*EXERCISE REQUIREMENTS*. Output every entry exactly, from the first line to the last.

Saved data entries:
▼▼▼

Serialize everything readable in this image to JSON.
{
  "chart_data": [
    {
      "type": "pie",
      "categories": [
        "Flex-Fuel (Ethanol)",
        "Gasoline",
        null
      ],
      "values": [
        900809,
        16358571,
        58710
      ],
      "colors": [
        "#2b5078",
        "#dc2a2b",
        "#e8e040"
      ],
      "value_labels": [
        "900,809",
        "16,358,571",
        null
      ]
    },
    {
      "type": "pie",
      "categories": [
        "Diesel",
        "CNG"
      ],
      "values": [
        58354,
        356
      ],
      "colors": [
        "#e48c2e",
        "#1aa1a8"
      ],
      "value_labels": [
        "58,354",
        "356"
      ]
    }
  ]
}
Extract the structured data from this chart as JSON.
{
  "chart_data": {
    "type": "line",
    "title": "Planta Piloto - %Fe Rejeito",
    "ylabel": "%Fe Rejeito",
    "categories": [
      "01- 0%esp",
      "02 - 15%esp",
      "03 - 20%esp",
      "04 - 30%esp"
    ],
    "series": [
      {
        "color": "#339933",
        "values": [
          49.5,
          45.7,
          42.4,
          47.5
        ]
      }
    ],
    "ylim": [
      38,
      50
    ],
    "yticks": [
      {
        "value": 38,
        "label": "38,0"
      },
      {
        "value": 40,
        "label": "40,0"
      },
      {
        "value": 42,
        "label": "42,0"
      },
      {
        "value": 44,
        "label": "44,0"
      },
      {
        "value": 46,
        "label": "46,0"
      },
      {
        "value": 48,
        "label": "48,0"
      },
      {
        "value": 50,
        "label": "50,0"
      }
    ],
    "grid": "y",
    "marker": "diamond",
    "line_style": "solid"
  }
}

▲▲▲

*OUTPUT FOR THIS TASK*.
Serialize everything readable in this image to JSON.
{
  "chart_data": [
    {
      "type": "pie",
      "categories": [
        "Flex-Fuel (Ethanol)",
        "Gasoline",
        null
      ],
      "values": [
        900809,
        16358571,
        58710
      ],
      "colors": [
        "#2b5078",
        "#dc2a2b",
        "#e8e040"
      ],
      "value_labels": [
        "900,809",
        "16,358,571",
        null
      ]
    },
    {
      "type": "pie",
      "categories": [
        "Diesel",
        "CNG"
      ],
      "values": [
        58354,
        356
      ],
      "colors": [
        "#e48c2e",
        "#1aa1a8"
      ],
      "value_labels": [
        "58,354",
        "356"
      ]
    }
  ]
}
Extract the structured data from this chart as JSON.
{
  "chart_data": {
    "type": "line",
    "title": "Planta Piloto - %Fe Rejeito",
    "ylabel": "%Fe Rejeito",
    "categories": [
      "01- 0%esp",
      "02 - 15%esp",
      "03 - 20%esp",
      "04 - 30%esp"
    ],
    "series": [
      {
        "color": "#339933",
        "values": [
          49.5,
          45.7,
          42.4,
          47.5
        ]
      }
    ],
    "ylim": [
      38,
      50
    ],
    "yticks": [
      {
        "value": 38,
        "label": "38,0"
      },
      {
        "value": 40,
        "label": "40,0"
      },
      {
        "value": 42,
        "label": "42,0"
      },
      {
        "value": 44,
        "label": "44,0"
      },
      {
        "value": 46,
        "label": "46,0"
      },
      {
        "value": 48,
        "label": "48,0"
      },
      {
        "value": 50,
        "label": "50,0"
      }
    ],
    "grid": "y",
    "marker": "diamond",
    "line_style": "solid"
  }
}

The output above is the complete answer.